• What to work on:
Within the records below, find each line that holds the string "length", then copy it.

-- begin Records provided --

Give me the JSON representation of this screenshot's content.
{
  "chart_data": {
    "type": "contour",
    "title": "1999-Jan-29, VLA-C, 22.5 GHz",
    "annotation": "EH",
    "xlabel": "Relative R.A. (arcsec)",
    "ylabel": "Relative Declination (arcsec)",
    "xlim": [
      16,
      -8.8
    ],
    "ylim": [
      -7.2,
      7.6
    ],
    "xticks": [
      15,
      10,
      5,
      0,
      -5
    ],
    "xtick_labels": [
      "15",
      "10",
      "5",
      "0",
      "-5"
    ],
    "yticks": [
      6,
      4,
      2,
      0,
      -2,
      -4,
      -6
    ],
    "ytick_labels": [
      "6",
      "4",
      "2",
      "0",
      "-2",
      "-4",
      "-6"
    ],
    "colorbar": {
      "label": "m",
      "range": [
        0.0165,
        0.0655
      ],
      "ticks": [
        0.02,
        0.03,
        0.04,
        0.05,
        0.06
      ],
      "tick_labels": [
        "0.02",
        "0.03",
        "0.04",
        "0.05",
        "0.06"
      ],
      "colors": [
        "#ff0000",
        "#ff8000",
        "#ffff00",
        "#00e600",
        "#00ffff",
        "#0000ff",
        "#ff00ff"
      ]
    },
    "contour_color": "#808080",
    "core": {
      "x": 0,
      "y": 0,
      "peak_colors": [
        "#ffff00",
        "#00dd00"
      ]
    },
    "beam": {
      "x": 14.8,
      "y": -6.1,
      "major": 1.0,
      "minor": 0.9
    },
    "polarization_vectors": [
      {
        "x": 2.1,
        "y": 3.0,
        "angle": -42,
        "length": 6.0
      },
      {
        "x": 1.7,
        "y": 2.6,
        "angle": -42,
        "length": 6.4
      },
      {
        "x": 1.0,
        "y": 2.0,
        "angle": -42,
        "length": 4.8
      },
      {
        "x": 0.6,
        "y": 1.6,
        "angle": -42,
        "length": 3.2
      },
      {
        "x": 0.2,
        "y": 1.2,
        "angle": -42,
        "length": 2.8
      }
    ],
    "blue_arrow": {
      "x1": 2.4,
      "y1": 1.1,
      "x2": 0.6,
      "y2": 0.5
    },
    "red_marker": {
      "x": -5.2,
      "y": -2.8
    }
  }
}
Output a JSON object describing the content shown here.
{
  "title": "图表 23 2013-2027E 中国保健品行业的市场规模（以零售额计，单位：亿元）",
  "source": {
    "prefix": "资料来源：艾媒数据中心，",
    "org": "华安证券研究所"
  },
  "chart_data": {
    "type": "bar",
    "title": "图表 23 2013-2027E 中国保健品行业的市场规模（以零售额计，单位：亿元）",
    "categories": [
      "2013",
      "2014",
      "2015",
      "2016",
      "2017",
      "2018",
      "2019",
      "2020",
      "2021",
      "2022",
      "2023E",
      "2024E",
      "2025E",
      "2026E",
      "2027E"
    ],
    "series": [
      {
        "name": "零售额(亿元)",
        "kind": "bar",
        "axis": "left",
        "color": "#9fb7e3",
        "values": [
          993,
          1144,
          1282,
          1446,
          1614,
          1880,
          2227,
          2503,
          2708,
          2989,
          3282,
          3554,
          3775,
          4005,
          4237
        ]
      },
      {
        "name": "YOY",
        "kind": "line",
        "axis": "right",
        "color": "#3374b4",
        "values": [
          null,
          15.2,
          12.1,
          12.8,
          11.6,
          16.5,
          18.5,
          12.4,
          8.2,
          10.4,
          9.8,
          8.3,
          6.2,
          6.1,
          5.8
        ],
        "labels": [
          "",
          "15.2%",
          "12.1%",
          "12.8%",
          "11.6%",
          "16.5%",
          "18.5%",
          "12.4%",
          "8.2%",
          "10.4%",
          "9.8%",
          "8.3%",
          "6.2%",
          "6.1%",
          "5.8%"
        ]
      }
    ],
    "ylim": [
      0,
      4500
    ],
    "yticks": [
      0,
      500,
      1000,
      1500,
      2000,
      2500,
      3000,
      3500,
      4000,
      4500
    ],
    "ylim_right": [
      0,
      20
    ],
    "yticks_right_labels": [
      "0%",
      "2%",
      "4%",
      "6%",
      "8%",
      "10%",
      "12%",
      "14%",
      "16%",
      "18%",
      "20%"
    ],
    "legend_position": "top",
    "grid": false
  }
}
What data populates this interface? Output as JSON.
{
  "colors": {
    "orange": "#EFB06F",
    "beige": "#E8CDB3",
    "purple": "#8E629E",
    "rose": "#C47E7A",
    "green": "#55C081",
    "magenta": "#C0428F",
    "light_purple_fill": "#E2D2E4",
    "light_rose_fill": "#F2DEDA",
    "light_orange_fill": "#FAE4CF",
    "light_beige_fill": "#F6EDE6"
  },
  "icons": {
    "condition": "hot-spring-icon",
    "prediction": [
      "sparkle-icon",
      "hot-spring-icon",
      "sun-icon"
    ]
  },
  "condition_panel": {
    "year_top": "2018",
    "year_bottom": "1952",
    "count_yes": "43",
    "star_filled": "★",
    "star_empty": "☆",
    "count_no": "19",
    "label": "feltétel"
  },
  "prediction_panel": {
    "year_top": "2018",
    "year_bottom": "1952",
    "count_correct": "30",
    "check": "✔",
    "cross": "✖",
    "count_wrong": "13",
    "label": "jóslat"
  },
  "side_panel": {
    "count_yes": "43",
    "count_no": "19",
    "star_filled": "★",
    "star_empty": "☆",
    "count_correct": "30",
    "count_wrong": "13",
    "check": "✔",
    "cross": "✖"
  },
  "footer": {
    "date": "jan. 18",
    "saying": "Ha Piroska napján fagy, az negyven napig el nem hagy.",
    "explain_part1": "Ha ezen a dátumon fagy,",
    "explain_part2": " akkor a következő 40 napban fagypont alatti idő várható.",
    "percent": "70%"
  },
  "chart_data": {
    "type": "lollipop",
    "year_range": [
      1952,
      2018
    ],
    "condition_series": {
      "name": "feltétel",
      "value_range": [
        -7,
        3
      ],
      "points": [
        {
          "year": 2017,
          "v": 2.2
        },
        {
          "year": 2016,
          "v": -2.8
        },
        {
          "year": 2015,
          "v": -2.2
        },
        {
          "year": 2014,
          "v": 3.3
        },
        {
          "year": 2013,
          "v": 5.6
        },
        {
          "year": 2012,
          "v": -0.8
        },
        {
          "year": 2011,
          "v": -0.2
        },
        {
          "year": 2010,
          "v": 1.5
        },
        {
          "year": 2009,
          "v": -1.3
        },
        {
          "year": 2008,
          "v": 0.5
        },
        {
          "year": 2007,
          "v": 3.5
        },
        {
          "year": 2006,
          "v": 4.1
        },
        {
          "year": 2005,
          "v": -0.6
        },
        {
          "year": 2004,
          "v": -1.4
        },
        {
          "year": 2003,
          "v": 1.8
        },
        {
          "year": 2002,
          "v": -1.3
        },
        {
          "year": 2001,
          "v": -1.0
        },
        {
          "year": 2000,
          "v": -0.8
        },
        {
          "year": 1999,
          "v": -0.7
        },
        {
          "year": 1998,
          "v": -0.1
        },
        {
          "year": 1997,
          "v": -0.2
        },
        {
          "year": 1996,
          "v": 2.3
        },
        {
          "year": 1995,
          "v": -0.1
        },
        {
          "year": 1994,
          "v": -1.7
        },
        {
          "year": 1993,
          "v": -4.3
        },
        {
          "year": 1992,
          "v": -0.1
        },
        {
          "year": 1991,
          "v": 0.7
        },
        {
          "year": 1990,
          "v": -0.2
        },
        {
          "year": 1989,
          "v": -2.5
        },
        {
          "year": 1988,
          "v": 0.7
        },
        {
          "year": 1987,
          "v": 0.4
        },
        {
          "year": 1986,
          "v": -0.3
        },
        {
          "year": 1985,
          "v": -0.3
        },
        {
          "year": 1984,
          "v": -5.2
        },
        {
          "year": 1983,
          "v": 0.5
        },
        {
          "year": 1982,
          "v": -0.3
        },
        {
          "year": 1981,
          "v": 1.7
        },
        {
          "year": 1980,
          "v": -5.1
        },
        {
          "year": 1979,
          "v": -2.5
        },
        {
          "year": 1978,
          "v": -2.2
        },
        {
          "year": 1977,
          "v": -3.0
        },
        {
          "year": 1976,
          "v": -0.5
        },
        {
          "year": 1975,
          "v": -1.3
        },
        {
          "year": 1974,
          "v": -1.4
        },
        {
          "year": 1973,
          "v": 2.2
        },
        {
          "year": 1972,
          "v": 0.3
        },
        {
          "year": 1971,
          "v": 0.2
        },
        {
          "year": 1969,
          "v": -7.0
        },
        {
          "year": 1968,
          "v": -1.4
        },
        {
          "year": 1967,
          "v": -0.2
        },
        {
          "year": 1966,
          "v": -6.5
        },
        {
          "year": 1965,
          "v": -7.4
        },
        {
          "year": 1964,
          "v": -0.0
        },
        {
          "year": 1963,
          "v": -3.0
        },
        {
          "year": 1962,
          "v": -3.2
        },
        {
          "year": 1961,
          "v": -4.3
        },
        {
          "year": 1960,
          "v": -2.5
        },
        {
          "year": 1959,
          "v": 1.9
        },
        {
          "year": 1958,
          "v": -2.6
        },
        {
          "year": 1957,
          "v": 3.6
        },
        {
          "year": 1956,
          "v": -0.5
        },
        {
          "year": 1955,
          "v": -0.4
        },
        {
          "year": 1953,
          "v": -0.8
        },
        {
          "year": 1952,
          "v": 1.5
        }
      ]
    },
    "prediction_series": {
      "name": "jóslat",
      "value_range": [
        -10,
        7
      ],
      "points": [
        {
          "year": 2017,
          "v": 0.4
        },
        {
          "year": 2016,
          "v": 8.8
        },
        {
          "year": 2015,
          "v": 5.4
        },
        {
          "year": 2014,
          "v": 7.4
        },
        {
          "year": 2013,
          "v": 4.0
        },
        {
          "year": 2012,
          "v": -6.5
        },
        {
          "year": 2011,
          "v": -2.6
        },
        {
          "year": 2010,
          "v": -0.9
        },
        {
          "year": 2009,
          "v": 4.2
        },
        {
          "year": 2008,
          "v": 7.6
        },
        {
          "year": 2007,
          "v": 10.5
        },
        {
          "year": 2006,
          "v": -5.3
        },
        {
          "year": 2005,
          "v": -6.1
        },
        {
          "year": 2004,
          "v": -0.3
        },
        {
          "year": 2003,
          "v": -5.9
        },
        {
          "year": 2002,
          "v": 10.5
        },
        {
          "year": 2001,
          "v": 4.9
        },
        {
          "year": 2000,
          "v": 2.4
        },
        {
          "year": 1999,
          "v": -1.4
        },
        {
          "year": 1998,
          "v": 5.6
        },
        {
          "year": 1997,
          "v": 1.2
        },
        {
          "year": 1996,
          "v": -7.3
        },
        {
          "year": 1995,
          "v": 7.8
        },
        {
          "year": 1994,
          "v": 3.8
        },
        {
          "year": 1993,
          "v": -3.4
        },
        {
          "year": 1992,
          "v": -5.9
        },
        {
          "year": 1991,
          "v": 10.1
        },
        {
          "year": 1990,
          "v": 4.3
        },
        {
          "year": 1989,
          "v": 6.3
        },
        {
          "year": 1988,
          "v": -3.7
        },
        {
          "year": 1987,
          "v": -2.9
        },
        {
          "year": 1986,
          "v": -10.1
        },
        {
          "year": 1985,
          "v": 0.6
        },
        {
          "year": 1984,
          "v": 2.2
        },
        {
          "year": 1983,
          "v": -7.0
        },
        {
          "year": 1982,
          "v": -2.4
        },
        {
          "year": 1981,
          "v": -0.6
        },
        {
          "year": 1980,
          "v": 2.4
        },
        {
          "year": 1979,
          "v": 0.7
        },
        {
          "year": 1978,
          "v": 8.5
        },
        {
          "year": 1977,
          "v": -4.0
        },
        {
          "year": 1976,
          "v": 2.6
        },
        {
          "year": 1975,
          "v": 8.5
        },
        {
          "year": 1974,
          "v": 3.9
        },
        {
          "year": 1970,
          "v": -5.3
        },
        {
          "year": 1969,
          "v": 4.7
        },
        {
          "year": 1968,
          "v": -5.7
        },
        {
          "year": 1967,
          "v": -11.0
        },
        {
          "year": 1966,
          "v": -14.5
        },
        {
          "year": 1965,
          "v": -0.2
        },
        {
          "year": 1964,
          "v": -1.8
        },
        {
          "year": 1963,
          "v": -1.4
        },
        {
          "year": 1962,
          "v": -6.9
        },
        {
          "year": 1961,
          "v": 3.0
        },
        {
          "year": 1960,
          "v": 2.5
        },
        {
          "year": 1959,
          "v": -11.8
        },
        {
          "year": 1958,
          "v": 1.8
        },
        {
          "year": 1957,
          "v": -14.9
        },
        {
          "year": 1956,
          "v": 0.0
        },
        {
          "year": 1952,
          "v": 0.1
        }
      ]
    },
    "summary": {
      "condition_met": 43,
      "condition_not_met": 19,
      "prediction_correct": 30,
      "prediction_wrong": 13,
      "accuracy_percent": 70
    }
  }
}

-- end Records provided --

• Reply:
        "length": 6.0
        "length": 6.4
        "length": 4.8
        "length": 3.2
        "length": 2.8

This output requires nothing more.